* [DOCUMENT EXTRACT]
June 17, 2017 – Big Cedar Lake, WI – The door slams behind me as I carry the last load of soap from the house to the waiting van.  Geese honk overhead as the dawn light slowly creeps into the indigo sky, and the very slight chill in the air is a welcome respite from the warmth expected later. This is a Market Saturday in June, one of the last times I will sell soap at a Farmers’ Market and it is bittersweet.

Our very first booth at the West Bend Market in 2001 featured an old green and yellow table a neighbor gave me and helped carry up the alley to our house on Tenth Avenue because she didn’t want to put it in the trash, my grandmother’s white soap-cutting table lugged out of what is now our log house basement, a low gold-painted chair made by the West Bend Chair Company, and galvanized buckets decorated with lace doilies.

Fruit crates from my other grandmother’s 1930s North Street grocery store provided structure to the display, handmade quilts covered a table and cushioned a chair, and the soaps were wrapped in cellophane tied with raffia or were bare and touchable in those metal buckets. That booth had style!

Oh the memories!

  • One young gentleman of about 8 commenting to his mother, “Buy the Wild Mint and Maple Syrup Soap. It tastes the best.”
  • Being told to “keep the change” – and the change was a handful of Australian coins.
  • Clearly marked soap samples being eaten only by men. Women read the signs…
  • Our white canopy being picked up by the wind and blown straight down the middle of Main Street even with weights on it. It had to be chased.

* [AIM A]
Rewrite the collection entries as a Markdown table, from the first line of the listing up to and including the line with "tab-close-icon[interactable]: ✕ bbox=[519, 21, 539, 43]". Use the columns Row and Line, and leave out any blank lines.

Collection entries
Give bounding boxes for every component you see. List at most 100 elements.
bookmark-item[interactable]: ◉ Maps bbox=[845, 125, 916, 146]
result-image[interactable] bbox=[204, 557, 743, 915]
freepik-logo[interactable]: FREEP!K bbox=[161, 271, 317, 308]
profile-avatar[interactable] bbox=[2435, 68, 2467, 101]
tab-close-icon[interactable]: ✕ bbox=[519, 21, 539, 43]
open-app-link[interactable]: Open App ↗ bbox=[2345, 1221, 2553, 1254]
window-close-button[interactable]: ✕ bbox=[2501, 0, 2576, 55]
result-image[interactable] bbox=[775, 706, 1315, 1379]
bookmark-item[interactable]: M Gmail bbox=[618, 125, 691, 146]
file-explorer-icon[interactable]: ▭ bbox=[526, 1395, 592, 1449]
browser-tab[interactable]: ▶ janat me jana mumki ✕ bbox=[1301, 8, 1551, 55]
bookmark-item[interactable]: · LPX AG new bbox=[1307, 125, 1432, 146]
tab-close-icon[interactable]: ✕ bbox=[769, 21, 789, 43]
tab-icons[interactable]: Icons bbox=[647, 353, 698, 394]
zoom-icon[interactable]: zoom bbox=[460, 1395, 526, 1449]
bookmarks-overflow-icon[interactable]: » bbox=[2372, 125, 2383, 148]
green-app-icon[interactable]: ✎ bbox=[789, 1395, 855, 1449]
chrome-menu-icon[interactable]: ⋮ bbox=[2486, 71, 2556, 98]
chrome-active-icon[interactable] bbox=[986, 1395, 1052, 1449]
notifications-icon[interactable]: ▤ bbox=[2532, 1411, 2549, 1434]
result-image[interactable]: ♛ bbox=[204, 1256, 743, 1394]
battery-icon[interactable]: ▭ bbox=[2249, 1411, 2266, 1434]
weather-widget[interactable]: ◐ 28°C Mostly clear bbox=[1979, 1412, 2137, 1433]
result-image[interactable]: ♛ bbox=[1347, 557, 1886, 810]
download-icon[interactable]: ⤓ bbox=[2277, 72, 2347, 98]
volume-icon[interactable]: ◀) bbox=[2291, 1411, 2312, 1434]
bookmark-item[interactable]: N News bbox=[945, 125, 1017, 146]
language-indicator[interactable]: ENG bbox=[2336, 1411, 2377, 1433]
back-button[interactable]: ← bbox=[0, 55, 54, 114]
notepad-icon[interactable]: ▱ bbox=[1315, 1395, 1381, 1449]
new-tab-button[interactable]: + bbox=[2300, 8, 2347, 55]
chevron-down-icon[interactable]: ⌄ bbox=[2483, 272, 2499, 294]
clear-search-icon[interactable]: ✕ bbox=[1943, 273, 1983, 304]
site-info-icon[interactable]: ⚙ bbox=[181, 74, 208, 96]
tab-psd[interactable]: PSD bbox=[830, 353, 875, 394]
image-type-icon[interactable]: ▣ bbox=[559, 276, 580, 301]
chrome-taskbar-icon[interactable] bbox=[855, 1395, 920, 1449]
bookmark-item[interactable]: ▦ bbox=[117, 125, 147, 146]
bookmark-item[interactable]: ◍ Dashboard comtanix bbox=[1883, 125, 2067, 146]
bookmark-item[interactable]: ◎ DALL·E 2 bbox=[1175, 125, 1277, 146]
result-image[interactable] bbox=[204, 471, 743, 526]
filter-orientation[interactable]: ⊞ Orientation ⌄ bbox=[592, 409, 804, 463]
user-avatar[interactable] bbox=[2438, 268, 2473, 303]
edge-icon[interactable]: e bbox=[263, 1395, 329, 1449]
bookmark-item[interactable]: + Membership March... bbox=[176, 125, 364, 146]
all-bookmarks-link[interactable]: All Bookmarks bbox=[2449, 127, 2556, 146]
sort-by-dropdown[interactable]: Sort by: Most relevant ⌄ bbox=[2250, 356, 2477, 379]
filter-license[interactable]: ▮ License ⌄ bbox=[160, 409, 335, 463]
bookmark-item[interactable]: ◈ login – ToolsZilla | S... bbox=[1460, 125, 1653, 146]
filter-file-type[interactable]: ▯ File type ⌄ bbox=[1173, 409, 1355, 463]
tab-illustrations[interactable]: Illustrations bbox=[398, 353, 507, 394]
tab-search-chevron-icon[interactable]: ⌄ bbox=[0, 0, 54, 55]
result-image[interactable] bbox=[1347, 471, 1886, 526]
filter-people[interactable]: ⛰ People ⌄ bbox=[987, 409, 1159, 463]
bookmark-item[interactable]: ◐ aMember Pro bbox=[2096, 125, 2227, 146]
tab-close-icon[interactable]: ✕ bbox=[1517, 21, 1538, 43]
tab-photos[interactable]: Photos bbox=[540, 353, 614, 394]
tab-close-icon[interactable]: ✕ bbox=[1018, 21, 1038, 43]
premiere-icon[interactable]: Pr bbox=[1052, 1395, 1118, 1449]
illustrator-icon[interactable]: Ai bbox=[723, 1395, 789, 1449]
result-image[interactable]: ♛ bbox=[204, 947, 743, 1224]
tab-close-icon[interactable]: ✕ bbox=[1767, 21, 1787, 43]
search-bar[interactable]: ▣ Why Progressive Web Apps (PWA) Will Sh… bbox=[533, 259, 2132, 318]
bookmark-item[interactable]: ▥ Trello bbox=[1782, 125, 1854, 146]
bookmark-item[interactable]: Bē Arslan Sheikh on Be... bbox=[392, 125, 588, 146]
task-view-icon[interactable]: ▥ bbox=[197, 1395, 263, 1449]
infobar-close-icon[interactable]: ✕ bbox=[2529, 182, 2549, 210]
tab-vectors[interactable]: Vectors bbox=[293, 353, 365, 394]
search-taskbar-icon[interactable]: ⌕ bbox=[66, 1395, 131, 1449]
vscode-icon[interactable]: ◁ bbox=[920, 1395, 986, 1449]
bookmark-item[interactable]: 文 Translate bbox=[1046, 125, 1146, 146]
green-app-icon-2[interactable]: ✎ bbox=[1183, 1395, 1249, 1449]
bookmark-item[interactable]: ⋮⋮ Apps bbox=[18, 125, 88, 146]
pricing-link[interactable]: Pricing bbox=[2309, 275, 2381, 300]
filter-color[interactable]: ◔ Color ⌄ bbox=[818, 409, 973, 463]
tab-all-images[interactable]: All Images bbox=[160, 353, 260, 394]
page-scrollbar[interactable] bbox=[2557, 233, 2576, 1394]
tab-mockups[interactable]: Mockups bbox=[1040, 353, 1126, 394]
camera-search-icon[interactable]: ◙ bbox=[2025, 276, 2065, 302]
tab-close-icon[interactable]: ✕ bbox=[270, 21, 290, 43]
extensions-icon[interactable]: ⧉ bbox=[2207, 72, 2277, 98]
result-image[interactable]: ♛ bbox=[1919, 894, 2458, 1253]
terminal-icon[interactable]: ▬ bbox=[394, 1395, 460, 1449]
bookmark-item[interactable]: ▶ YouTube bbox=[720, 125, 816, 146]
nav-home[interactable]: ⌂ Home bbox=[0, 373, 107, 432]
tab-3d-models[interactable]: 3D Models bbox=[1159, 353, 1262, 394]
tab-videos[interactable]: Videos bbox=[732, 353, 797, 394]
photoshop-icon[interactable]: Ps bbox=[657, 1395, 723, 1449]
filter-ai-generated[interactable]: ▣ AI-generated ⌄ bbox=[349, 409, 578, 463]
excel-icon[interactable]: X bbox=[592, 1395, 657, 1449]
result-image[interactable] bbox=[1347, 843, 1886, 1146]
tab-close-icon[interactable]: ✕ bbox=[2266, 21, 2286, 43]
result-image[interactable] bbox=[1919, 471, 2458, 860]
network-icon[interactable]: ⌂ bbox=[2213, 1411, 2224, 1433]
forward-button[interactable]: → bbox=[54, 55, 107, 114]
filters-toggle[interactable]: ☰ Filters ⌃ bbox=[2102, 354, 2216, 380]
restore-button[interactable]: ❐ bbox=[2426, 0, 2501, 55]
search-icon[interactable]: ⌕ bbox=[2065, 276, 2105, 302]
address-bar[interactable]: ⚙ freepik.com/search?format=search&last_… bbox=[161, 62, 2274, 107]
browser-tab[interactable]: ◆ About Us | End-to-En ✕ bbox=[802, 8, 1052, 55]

* [AIM B]
Update the soap market piece from "Oh the memories!" up to and including "of Australian coins.", swapping "Australian" for "Canadian".

* [EXERCISE SOLUTION A]
| Row | Line |
|---|---|
| 1 | Give bounding boxes for every component you see. List at most 100 elements. |
| 2 | bookmark-item[interactable]: ◉ Maps bbox=[845, 125, 916, 146] |
| 3 | result-image[interactable] bbox=[204, 557, 743, 915] |
| 4 | freepik-logo[interactable]: FREEP!K bbox=[161, 271, 317, 308] |
| 5 | profile-avatar[interactable] bbox=[2435, 68, 2467, 101] |
| 6 | tab-close-icon[interactable]: ✕ bbox=[519, 21, 539, 43] |

* [EXERCISE SOLUTION B]
Oh the memories!

  • One young gentleman of about 8 commenting to his mother, “Buy the Wild Mint and Maple Syrup Soap. It tastes the best.”
  • Being told to “keep the change” – and the change was a handful of Canadian coins.